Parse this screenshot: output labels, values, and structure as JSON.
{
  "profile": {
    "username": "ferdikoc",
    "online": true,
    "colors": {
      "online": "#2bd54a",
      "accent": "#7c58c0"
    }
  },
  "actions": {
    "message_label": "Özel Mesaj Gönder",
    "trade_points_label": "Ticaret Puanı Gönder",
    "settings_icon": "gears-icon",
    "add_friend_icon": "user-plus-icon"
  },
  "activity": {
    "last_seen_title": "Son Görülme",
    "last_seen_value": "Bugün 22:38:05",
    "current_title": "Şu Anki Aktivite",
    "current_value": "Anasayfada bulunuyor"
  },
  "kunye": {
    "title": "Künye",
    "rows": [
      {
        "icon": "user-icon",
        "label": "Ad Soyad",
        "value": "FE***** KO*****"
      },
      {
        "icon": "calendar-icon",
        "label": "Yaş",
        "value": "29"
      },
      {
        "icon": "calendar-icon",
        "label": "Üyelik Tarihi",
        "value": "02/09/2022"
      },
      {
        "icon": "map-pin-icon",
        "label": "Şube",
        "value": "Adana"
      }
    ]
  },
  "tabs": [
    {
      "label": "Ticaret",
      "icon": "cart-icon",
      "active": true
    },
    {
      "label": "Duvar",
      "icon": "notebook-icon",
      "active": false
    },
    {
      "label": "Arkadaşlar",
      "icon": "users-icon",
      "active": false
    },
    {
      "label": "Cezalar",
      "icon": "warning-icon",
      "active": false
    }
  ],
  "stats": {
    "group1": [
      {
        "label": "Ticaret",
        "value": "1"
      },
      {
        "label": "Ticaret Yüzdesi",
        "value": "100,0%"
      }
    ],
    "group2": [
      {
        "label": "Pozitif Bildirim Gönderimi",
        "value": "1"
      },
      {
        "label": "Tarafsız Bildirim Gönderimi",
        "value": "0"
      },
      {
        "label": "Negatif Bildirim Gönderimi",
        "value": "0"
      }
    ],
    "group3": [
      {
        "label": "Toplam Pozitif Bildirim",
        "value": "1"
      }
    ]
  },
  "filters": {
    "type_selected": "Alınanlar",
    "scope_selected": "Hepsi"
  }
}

○ ○ ○ ○ ○ ○ ○

§ YOUR TASK: Write out every line of the records exactly.

§ WORKED ANSWER:
Parse this screenshot: output labels, values, and structure as JSON.
{
  "profile": {
    "username": "ferdikoc",
    "online": true,
    "colors": {
      "online": "#2bd54a",
      "accent": "#7c58c0"
    }
  },
  "actions": {
    "message_label": "Özel Mesaj Gönder",
    "trade_points_label": "Ticaret Puanı Gönder",
    "settings_icon": "gears-icon",
    "add_friend_icon": "user-plus-icon"
  },
  "activity": {
    "last_seen_title": "Son Görülme",
    "last_seen_value": "Bugün 22:38:05",
    "current_title": "Şu Anki Aktivite",
    "current_value": "Anasayfada bulunuyor"
  },
  "kunye": {
    "title": "Künye",
    "rows": [
      {
        "icon": "user-icon",
        "label": "Ad Soyad",
        "value": "FE***** KO*****"
      },
      {
        "icon": "calendar-icon",
        "label": "Yaş",
        "value": "29"
      },
      {
        "icon": "calendar-icon",
        "label": "Üyelik Tarihi",
        "value": "02/09/2022"
      },
      {
        "icon": "map-pin-icon",
        "label": "Şube",
        "value": "Adana"
      }
    ]
  },
  "tabs": [
    {
      "label": "Ticaret",
      "icon": "cart-icon",
      "active": true
    },
    {
      "label": "Duvar",
      "icon": "notebook-icon",
      "active": false
    },
    {
      "label": "Arkadaşlar",
      "icon": "users-icon",
      "active": false
    },
    {
      "label": "Cezalar",
      "icon": "warning-icon",
      "active": false
    }
  ],
  "stats": {
    "group1": [
      {
        "label": "Ticaret",
        "value": "1"
      },
      {
        "label": "Ticaret Yüzdesi",
        "value": "100,0%"
      }
    ],
    "group2": [
      {
        "label": "Pozitif Bildirim Gönderimi",
        "value": "1"
      },
      {
        "label": "Tarafsız Bildirim Gönderimi",
        "value": "0"
      },
      {
        "label": "Negatif Bildirim Gönderimi",
        "value": "0"
      }
    ],
    "group3": [
      {
        "label": "Toplam Pozitif Bildirim",
        "value": "1"
      }
    ]
  },
  "filters": {
    "type_selected": "Alınanlar",
    "scope_selected": "Hepsi"
  }
}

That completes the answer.